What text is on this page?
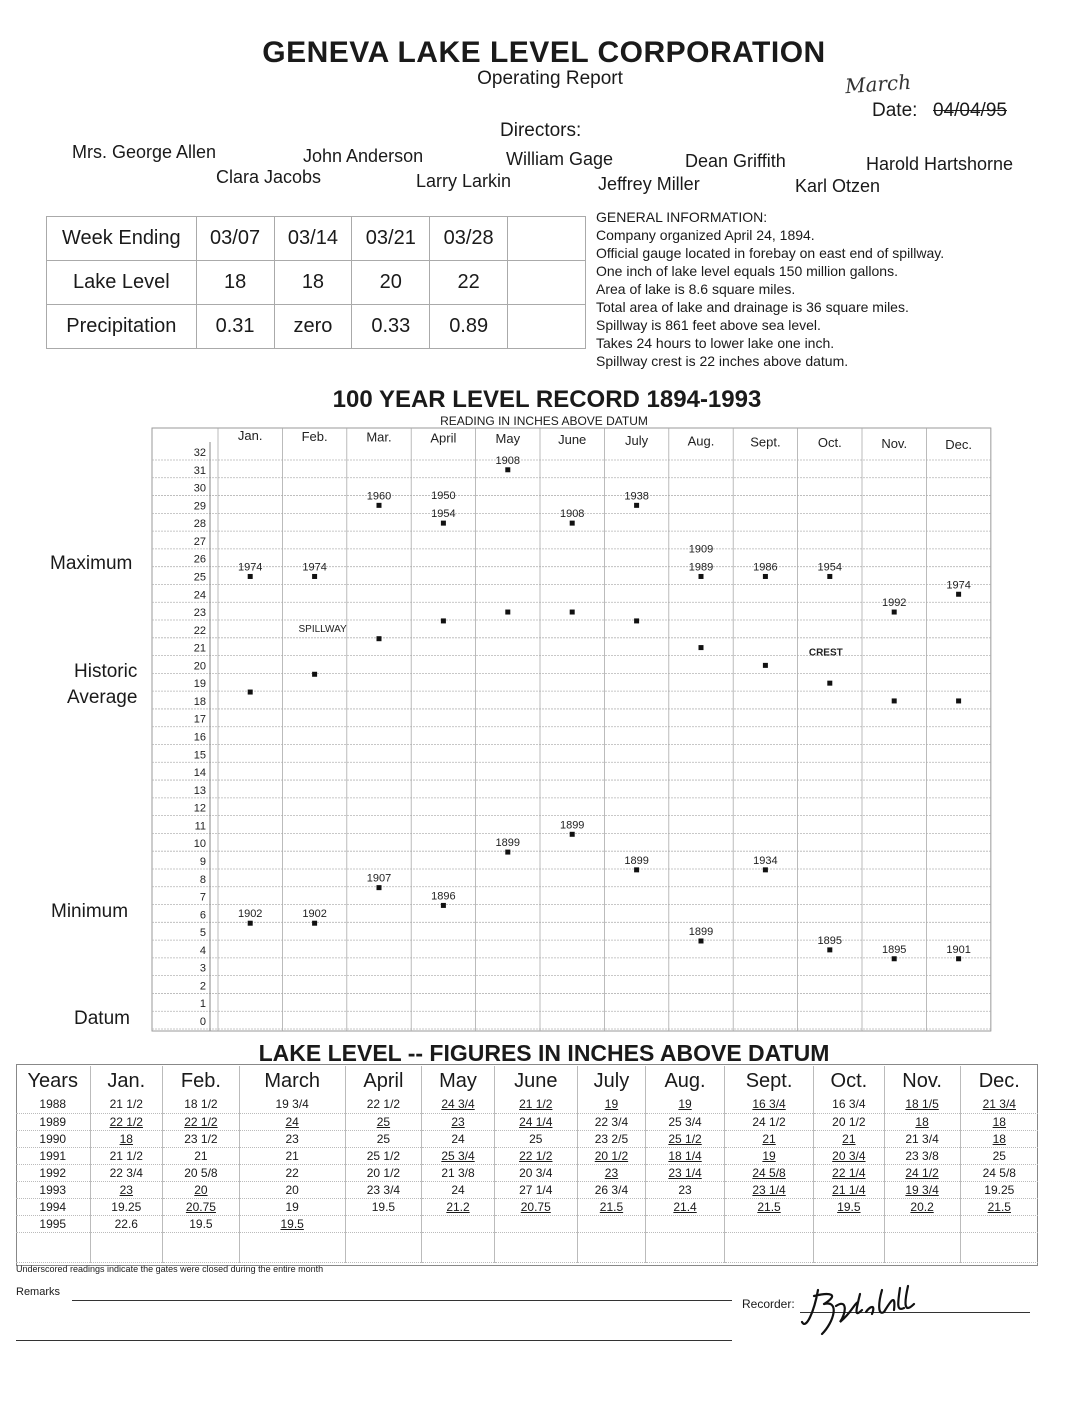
GENEVA LAKE LEVEL CORPORATION
Operating Report	March
Date: 04/04/95
Directors:
Mrs. George Allen	John Anderson	William Gage	Dean Griffith	Harold Hartshorne
Clara Jacobs	Larry Larkin	Jeffrey Miller	Karl Otzen
Week Ending	03/07	03/14	03/21	03/28	
Lake Level	18	18	20	22	
Precipitation	0.31	zero	0.33	0.89	
GENERAL INFORMATION:
Company organized April 24, 1894.
Official gauge located in forebay on east end of spillway.
One inch of lake level equals 150 million gallons.
Area of lake is 8.6 square miles.
Total area of lake and drainage is 36 square miles.
Spillway is 861 feet above sea level.
Takes 24 hours to lower lake one inch.
Spillway crest is 22 inches above datum.
100 YEAR LEVEL RECORD 1894-1993
READING IN INCHES ABOVE DATUM
Maximum
Historic
Average
Minimum
Datum	0
1
2
3
4
5
6
7
8
9
10
11
12
13
14
15
16
17
18
19
20
21
22
23
24
25
26
27
28
29
30
31
32
Jan.	Feb.	Mar.	April	May	June	July	Aug.	Sept.	Oct.	Nov.	Dec.
1974	1974
1960
1954
1908
1908
1938
1989	1986	1954
1992
1974
1950
1909
1902	1902
1907
1896
1899
1899
1899
1899
1934
1895
1895	1901
SPILLWAY
CREST
LAKE LEVEL -- FIGURES IN INCHES ABOVE DATUM
Years	Jan.	Feb.	March	April	May	June	July	Aug.	Sept.	Oct.	Nov.	Dec.
1988	21 1/2	18 1/2	19 3/4	22 1/2	24 3/4	21 1/2	19	19	16 3/4	16 3/4	18 1/5	21 3/4
1989	22 1/2	22 1/2	24	25	23	24 1/4	22 3/4	25 3/4	24 1/2	20 1/2	18	18
1990	18	23 1/2	23	25	24	25	23 2/5	25 1/2	21	21	21 3/4	18
1991	21 1/2	21	21	25 1/2	25 3/4	22 1/2	20 1/2	18 1/4	19	20 3/4	23 3/8	25
1992	22 3/4	20 5/8	22	20 1/2	21 3/8	20 3/4	23	23 1/4	24 5/8	22 1/4	24 1/2	24 5/8
1993	23	20	20	23 3/4	24	27 1/4	26 3/4	23	23 1/4	21 1/4	19 3/4	19.25
1994	19.25	20.75	19	19.5	21.2	20.75	21.5	21.4	21.5	19.5	20.2	21.5
1995	22.6	19.5	19.5									

Underscored readings indicate the gates were closed during the entire month
Remarks
Recorder:
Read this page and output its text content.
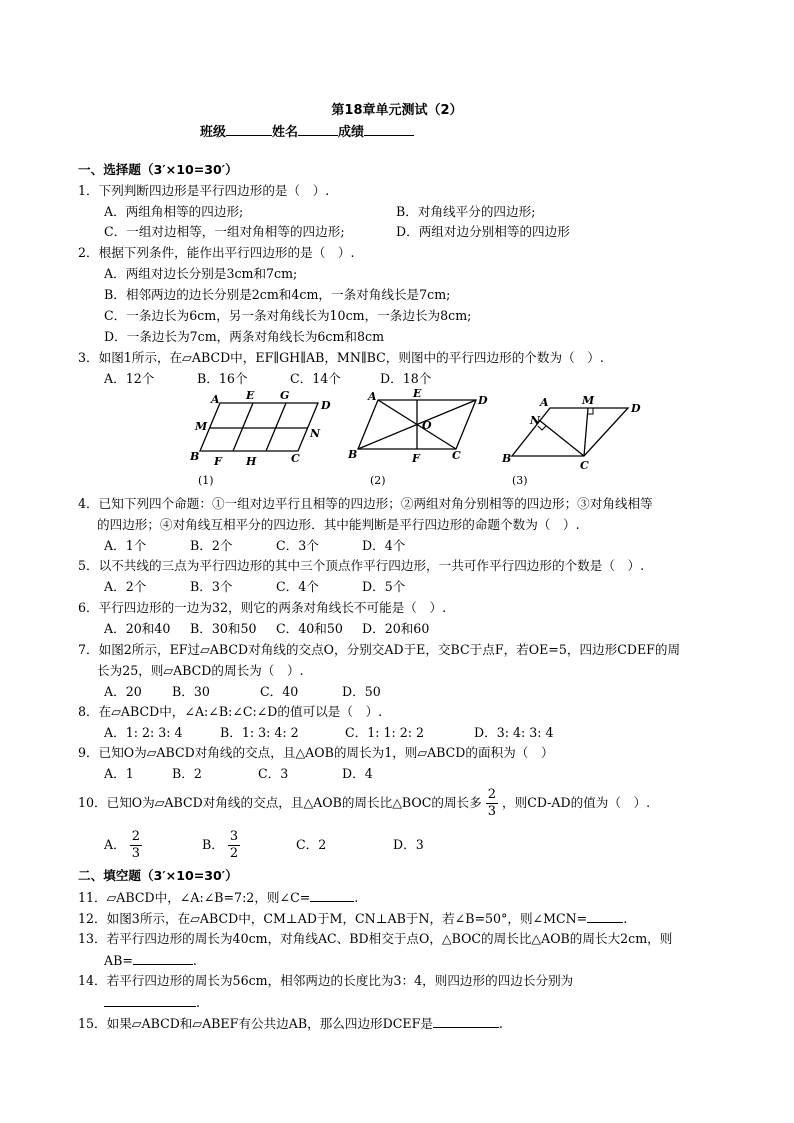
第18章单元测试（2）
班级	姓名	成绩
一、选择题（3′×10=30′）
1．下列判断四边形是平行四边形的是（　）.
A．两组角相等的四边形;	B．对角线平分的四边形;
C．一组对边相等，一组对角相等的四边形;	D．两组对边分别相等的四边形
2．根据下列条件，能作出平行四边形的是（　）.
A．两组对边长分别是3cm和7cm;
B．相邻两边的边长分别是2cm和4cm，一条对角线长是7cm;
C．一条边长为6cm，另一条对角线长为10cm，一条边长为8cm;
D．一条边长为7cm，两条对角线长为6cm和8cm
3．如图1所示，在▱ABCD中，EF∥GH∥AB，MN∥BC，则图中的平行四边形的个数为（　）.
A．12个	B．16个	C．14个	D．18个
A E G
D
M
N
B F H	C
(1)
A	E
D
O
B	F	C
(2)
A	M
D
N
B
C
(3)
4．已知下列四个命题：①一组对边平行且相等的四边形；②两组对角分别相等的四边形；③对角线相等
的四边形；④对角线互相平分的四边形．其中能判断是平行四边形的命题个数为（　）.
A．1个	B．2个	C．3个	D．4个
5．以不共线的三点为平行四边形的其中三个顶点作平行四边形，一共可作平行四边形的个数是（　）.
A．2个	B．3个	C．4个	D．5个
6．平行四边形的一边为32，则它的两条对角线长不可能是（　）.
A．20和40 B．30和50 C．40和50 D．20和60
7．如图2所示，EF过▱ABCD对角线的交点O，分别交AD于E，交BC于点F，若OE=5，四边形CDEF的周
长为25，则▱ABCD的周长为（　）.
A．20 B．30	C．40	D．50
8．在▱ABCD中，∠A:∠B:∠C:∠D的值可以是（　）.
A．1: 2: 3: 4	B．1: 3: 4: 2	C．1: 1: 2: 2	D．3: 4: 3: 4
9．已知O为▱ABCD对角线的交点，且△AOB的周长为1，则▱ABCD的面积为（　）
A．1	B．2	C．3	D．4
10．已知O为▱ABCD对角线的交点，且△AOB的周长比△BOC的周长多 $\frac{2}{3}$ ，则CD-AD的值为（　）.
A． $\frac{2}{3}$	B． $\frac{3}{2}$	C．2	D．3
二、填空题（3′×10=30′）
11．▱ABCD中，∠A:∠B=7:2，则∠C=	.
12．如图3所示，在▱ABCD中，CM⊥AD于M，CN⊥AB于N，若∠B=50°，则∠MCN=	.
13．若平行四边形的周长为40cm，对角线AC、BD相交于点O，△BOC的周长比△AOB的周长大2cm，则
AB=	.
14．若平行四边形的周长为56cm，相邻两边的长度比为3：4，则四边形的四边长分别为
.
15．如果▱ABCD和▱ABEF有公共边AB，那么四边形DCEF是	.
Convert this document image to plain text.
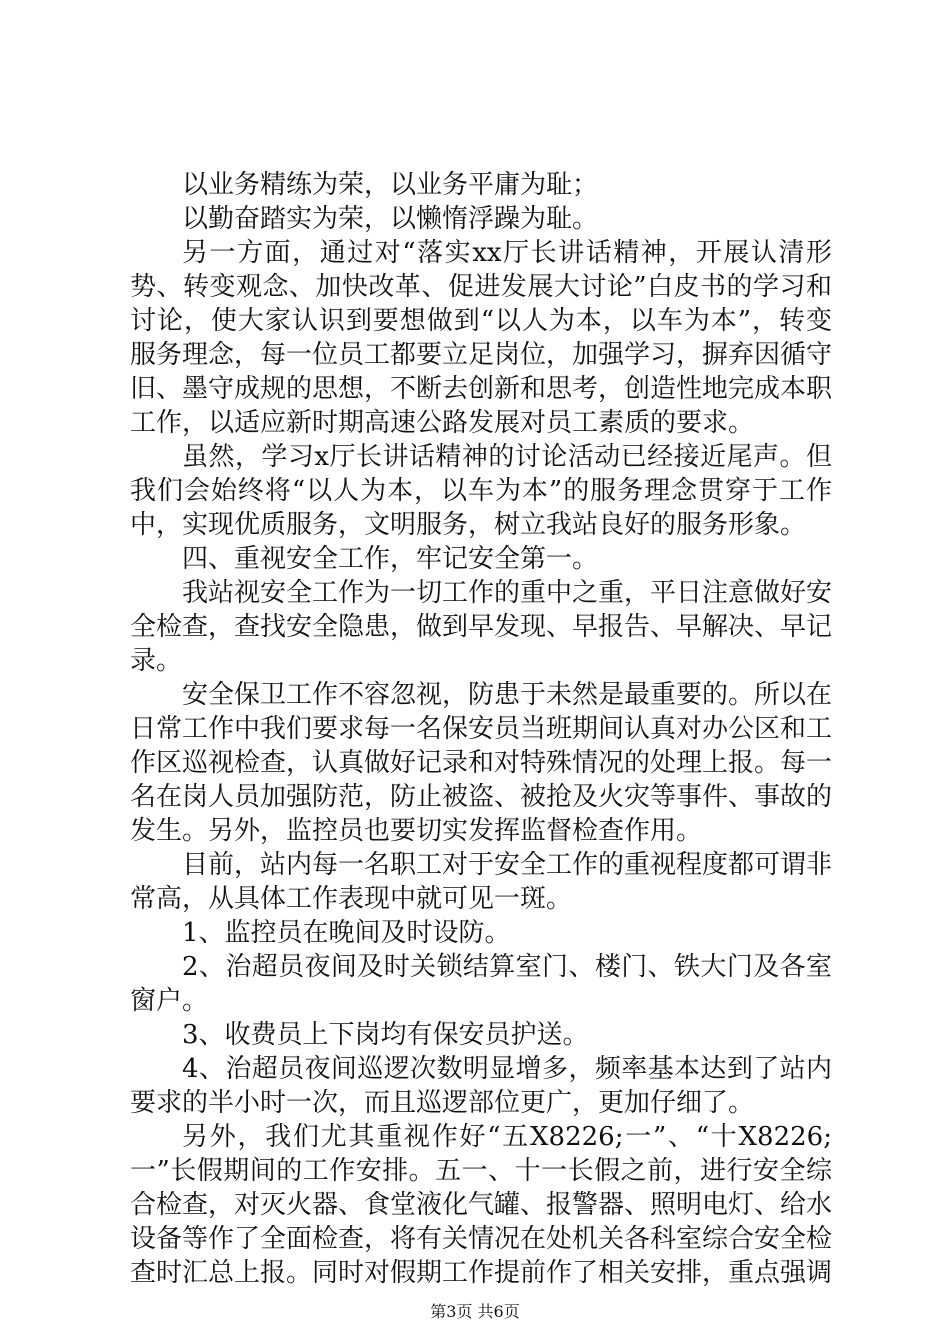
以业务精练为荣，以业务平庸为耻；

以勤奋踏实为荣，以懒惰浮躁为耻。

另一方面，通过对“落实xx厅长讲话精神，开展认清形势、转变观念、加快改革、促进发展大讨论”白皮书的学习和讨论，使大家认识到要想做到“以人为本，以车为本”，转变服务理念，每一位员工都要立足岗位，加强学习，摒弃因循守旧、墨守成规的思想，不断去创新和思考，创造性地完成本职工作，以适应新时期高速公路发展对员工素质的要求。

虽然，学习x厅长讲话精神的讨论活动已经接近尾声。但我们会始终将“以人为本，以车为本”的服务理念贯穿于工作中，实现优质服务，文明服务，树立我站良好的服务形象。

四、重视安全工作，牢记安全第一。

我站视安全工作为一切工作的重中之重，平日注意做好安全检查，查找安全隐患，做到早发现、早报告、早解决、早记录。

安全保卫工作不容忽视，防患于未然是最重要的。所以在日常工作中我们要求每一名保安员当班期间认真对办公区和工作区巡视检查，认真做好记录和对特殊情况的处理上报。每一名在岗人员加强防范，防止被盗、被抢及火灾等事件、事故的发生。另外，监控员也要切实发挥监督检查作用。

目前，站内每一名职工对于安全工作的重视程度都可谓非常高，从具体工作表现中就可见一斑。

1、监控员在晚间及时设防。

2、治超员夜间及时关锁结算室门、楼门、铁大门及各室窗户。

3、收费员上下岗均有保安员护送。

4、治超员夜间巡逻次数明显增多，频率基本达到了站内要求的半小时一次，而且巡逻部位更广，更加仔细了。

另外，我们尤其重视作好“五X8226;一”、“十X8226;一”长假期间的工作安排。五一、十一长假之前，进行安全综合检查，对灭火器、食堂液化气罐、报警器、照明电灯、给水设备等作了全面检查，将有关情况在处机关各科室综合安全检查时汇总上报。同时对假期工作提前作了相关安排，重点强调

第3页 共6页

______________________________

**WHAT THE TASK REQUIRES:**
Copy each line that contains the word "ABCD中".

**RESPONSE BELOW:**
3．如图1所示，在▱ABCD中，EF∥GH∥AB，MN∥BC，则图中的平行四边形的个数为（　）.
8．在▱ABCD中，∠A:∠B:∠C:∠D的值可以是（　）.
11．▱ABCD中，∠A:∠B=7:2，则∠C=	.
12．如图3所示，在▱ABCD中，CM⊥AD于M，CN⊥AB于N，若∠B=50°，则∠MCN=	.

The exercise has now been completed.